▸ **TASK DESCRIPTION**
Pick out each line of the records in which the word "subtitle" appears.

Data excerpts
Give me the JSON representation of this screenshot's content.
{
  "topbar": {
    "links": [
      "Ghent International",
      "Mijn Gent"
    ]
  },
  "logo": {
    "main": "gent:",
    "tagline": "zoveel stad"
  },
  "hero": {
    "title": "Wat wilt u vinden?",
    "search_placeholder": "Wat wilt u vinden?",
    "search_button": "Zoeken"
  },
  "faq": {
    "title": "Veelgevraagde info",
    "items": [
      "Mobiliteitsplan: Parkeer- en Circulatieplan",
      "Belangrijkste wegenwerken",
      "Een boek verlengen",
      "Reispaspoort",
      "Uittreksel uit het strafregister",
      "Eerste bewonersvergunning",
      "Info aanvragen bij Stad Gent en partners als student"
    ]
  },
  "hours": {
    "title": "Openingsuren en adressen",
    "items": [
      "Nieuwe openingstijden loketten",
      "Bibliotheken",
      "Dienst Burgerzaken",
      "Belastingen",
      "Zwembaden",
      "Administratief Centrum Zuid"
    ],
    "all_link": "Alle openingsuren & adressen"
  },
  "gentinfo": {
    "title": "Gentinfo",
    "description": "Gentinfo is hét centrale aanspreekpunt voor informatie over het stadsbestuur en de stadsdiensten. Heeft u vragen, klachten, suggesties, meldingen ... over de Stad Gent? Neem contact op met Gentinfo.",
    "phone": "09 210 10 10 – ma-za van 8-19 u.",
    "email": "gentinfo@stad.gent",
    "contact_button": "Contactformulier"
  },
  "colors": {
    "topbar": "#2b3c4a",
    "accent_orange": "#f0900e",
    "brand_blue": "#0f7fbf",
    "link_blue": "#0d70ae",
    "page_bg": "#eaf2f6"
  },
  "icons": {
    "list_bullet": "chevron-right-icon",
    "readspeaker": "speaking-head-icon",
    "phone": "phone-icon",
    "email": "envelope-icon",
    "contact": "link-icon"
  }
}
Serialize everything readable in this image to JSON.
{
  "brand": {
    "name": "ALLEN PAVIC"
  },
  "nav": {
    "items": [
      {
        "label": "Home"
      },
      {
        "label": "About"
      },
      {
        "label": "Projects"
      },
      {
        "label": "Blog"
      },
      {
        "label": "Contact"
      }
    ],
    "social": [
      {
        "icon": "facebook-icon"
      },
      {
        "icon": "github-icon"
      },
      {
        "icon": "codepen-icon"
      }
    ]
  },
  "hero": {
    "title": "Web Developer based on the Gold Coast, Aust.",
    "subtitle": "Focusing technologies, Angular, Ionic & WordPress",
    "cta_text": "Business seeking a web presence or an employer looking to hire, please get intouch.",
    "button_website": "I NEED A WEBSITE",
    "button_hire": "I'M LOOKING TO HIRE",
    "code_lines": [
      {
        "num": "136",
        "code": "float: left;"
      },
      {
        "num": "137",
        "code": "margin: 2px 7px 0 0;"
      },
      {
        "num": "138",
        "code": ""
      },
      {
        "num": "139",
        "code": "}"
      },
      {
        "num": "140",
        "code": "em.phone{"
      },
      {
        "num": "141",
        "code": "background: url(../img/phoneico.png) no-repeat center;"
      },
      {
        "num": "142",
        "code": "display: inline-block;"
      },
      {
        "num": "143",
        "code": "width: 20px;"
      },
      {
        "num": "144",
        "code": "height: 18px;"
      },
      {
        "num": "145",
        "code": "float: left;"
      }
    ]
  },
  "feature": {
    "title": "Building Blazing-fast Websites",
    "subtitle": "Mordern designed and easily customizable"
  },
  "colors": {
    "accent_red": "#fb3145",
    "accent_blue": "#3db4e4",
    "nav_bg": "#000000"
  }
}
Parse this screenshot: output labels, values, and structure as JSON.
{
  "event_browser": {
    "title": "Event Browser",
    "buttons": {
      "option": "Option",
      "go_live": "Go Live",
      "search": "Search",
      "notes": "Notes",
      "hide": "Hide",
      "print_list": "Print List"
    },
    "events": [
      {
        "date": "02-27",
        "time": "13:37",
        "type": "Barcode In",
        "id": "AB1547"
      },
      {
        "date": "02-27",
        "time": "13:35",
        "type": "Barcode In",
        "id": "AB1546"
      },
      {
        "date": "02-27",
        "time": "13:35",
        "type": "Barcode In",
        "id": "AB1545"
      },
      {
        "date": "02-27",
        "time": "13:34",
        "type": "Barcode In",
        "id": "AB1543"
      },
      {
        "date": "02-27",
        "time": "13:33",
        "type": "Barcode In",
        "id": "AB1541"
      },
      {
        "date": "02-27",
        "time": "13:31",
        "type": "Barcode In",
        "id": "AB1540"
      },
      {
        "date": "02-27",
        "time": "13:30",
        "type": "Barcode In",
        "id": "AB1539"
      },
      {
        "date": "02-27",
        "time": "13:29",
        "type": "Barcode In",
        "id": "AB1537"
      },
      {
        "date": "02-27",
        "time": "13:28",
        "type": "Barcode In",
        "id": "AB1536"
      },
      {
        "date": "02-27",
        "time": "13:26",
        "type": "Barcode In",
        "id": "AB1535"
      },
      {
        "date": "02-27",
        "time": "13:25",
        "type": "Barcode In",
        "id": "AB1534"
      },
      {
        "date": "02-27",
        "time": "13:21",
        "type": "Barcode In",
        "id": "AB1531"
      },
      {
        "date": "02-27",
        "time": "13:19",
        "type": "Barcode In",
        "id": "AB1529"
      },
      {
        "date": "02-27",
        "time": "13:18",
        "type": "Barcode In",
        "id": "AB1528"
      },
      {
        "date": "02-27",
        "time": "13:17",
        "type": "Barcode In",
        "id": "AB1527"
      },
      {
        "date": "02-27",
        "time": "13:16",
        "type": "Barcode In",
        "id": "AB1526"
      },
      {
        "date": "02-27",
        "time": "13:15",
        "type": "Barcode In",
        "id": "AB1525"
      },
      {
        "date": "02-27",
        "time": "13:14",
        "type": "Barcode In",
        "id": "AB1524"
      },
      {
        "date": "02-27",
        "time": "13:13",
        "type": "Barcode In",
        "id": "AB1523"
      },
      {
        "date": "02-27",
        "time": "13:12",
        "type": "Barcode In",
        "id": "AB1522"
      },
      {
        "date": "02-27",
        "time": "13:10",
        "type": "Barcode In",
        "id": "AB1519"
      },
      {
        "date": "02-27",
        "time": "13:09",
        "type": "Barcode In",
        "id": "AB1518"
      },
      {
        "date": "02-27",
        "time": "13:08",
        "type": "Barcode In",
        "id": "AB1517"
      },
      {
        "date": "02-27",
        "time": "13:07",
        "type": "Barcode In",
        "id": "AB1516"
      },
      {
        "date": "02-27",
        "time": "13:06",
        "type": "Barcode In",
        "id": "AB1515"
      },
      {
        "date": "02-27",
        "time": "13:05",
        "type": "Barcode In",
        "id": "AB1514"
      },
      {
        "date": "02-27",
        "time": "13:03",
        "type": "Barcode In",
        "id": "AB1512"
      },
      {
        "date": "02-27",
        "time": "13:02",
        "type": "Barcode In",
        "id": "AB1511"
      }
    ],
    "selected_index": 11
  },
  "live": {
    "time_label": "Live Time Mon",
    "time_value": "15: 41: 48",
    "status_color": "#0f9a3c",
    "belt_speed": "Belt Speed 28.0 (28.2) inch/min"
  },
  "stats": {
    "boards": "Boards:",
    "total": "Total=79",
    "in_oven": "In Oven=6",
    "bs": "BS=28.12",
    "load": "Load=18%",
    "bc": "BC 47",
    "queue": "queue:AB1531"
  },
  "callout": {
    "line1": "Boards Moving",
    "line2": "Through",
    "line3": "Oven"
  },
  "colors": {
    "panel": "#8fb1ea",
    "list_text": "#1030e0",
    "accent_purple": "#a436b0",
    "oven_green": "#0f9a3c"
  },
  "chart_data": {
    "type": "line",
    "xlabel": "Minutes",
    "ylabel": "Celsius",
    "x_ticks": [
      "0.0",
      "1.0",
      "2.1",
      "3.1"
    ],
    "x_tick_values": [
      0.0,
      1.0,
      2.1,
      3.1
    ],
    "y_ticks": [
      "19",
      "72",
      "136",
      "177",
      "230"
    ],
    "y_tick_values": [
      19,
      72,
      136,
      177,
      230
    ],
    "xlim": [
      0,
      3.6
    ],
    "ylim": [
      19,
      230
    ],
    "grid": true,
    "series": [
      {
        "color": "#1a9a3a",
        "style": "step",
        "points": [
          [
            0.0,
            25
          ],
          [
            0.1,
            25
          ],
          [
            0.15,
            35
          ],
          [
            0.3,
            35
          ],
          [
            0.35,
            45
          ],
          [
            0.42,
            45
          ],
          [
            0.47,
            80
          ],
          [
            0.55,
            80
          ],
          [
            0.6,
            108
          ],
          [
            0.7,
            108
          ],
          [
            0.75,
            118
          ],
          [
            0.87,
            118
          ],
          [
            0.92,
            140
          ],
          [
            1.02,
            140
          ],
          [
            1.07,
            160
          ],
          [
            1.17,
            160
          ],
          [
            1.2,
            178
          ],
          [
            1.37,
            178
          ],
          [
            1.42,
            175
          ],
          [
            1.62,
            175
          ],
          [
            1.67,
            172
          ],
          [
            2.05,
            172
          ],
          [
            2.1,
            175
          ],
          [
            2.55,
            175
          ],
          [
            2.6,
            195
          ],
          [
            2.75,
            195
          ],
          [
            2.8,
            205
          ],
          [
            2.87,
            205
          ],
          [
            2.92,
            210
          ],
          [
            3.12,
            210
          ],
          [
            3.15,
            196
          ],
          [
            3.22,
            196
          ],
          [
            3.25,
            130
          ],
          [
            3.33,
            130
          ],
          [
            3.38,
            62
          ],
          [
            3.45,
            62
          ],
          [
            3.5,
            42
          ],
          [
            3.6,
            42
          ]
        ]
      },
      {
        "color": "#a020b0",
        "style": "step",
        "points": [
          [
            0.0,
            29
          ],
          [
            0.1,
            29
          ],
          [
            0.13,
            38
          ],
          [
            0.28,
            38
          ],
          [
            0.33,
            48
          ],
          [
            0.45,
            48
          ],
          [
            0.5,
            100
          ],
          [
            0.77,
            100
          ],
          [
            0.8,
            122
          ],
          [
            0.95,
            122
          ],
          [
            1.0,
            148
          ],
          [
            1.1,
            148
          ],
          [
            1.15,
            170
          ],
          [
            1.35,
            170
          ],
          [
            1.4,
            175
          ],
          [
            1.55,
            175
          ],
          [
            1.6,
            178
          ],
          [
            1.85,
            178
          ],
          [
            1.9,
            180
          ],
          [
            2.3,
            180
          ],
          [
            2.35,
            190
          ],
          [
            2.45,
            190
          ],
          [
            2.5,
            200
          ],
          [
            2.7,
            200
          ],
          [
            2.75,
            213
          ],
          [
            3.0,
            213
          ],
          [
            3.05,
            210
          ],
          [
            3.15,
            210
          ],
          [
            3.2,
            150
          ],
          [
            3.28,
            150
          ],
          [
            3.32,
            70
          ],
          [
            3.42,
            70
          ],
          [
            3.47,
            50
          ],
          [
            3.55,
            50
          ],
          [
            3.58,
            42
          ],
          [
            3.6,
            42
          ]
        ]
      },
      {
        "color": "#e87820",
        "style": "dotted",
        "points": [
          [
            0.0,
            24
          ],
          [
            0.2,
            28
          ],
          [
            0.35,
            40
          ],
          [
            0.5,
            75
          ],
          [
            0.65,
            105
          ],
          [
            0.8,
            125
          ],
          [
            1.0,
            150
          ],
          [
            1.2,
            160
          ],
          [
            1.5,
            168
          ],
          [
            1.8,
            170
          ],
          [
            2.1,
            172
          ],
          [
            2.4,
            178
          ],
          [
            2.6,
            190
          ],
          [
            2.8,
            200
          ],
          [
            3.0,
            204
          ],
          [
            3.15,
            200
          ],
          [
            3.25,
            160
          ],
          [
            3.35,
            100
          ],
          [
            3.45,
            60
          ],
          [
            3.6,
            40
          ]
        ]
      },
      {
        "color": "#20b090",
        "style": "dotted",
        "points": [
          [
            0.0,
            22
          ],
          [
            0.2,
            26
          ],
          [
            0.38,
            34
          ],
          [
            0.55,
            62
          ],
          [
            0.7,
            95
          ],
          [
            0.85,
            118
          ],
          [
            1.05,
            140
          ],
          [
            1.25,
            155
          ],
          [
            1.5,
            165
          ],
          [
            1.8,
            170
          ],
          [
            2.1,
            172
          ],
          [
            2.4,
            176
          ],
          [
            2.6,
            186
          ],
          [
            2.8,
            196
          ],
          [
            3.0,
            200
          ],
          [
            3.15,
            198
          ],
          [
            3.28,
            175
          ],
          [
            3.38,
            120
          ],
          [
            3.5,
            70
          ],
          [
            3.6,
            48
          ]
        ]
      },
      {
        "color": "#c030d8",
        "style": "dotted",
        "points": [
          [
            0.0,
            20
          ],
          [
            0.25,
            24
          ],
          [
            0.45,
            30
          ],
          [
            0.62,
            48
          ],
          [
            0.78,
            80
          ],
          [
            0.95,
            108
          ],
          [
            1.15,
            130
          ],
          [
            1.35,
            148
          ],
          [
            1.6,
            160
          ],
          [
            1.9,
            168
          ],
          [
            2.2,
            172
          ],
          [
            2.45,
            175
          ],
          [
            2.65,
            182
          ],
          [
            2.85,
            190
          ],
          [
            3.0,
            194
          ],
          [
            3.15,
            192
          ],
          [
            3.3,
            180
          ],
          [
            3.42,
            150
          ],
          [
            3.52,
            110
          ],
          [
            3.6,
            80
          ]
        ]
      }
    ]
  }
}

▸ **REPLY TO THE EXERCISE**
    "subtitle": "Focusing technologies, Angular, Ionic & WordPress",
    "subtitle": "Mordern designed and easily customizable"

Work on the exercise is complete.